# [Task statement]
Rewrite the lines starting at the first one and ending at the line containing "accuracy-point xyxy=(242,369,248,375)", replacing "loss-point" with "loss-marker" and keeping everything else the same.

# [Information provided]
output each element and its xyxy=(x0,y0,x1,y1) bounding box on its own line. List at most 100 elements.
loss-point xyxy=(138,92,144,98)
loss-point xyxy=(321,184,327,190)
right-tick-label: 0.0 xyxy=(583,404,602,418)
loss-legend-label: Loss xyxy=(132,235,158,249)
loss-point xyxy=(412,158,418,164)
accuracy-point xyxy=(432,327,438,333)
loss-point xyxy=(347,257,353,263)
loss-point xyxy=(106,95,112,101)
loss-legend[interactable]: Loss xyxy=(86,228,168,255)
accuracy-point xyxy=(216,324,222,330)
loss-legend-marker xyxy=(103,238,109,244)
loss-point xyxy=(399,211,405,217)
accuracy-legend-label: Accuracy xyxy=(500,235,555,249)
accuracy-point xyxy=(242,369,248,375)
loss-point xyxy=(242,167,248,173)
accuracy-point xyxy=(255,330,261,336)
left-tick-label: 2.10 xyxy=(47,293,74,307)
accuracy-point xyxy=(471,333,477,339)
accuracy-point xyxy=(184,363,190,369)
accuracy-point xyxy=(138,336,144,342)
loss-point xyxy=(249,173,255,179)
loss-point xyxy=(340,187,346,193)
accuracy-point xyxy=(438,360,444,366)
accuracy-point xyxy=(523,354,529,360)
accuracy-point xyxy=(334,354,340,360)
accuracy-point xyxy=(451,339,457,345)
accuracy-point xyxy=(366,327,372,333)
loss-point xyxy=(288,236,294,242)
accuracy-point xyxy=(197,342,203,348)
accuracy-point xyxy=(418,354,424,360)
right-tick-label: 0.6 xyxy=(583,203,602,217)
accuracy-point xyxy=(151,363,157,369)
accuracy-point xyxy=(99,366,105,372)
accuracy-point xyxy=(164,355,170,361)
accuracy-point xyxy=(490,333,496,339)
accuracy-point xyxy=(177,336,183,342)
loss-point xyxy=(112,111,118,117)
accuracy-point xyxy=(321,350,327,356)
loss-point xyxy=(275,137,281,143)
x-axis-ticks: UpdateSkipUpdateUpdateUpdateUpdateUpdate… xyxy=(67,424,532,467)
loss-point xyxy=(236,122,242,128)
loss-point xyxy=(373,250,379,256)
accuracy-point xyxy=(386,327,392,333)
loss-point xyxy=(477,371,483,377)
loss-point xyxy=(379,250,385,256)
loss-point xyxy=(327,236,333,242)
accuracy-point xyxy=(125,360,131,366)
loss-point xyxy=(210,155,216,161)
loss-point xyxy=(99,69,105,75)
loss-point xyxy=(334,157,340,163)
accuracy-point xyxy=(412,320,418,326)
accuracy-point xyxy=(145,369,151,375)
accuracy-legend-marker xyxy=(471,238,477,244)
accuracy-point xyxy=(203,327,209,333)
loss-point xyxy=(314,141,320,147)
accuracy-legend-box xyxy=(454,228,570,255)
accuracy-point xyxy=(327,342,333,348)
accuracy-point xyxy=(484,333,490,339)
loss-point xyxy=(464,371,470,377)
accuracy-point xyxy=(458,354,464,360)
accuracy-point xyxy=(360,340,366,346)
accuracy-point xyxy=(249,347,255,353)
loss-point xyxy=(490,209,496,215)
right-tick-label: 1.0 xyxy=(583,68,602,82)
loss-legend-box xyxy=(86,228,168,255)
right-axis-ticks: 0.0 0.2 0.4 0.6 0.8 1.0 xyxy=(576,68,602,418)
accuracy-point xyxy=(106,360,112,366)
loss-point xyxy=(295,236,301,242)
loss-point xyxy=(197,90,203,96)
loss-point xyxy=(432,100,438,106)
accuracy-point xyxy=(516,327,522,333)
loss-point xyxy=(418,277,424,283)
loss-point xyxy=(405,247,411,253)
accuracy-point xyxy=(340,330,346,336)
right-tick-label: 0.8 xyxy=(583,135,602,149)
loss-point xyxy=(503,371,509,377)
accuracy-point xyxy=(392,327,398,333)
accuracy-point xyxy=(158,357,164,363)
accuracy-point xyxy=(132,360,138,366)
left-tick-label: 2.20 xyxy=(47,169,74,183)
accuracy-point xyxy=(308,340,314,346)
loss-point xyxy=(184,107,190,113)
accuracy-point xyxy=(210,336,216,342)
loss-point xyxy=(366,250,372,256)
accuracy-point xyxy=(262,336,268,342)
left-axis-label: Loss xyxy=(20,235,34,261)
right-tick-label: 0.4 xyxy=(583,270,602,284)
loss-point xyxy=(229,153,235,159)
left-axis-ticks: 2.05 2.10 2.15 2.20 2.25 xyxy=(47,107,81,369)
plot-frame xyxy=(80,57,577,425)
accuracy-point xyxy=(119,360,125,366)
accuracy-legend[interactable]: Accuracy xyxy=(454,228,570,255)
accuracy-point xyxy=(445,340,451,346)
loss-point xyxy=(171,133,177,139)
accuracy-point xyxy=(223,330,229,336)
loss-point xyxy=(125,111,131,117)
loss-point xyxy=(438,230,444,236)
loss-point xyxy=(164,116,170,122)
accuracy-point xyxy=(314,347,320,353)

# [Output of the exercise]
output each element and its xyxy=(x0,y0,x1,y1) bounding box on its own line. List at most 100 elements.
loss-marker xyxy=(138,92,144,98)
loss-marker xyxy=(321,184,327,190)
right-tick-label: 0.0 xyxy=(583,404,602,418)
loss-legend-label: Loss xyxy=(132,235,158,249)
loss-marker xyxy=(412,158,418,164)
accuracy-point xyxy=(432,327,438,333)
loss-marker xyxy=(347,257,353,263)
loss-marker xyxy=(106,95,112,101)
loss-legend[interactable]: Loss xyxy=(86,228,168,255)
accuracy-point xyxy=(216,324,222,330)
loss-legend-marker xyxy=(103,238,109,244)
loss-marker xyxy=(399,211,405,217)
accuracy-legend-label: Accuracy xyxy=(500,235,555,249)
accuracy-point xyxy=(242,369,248,375)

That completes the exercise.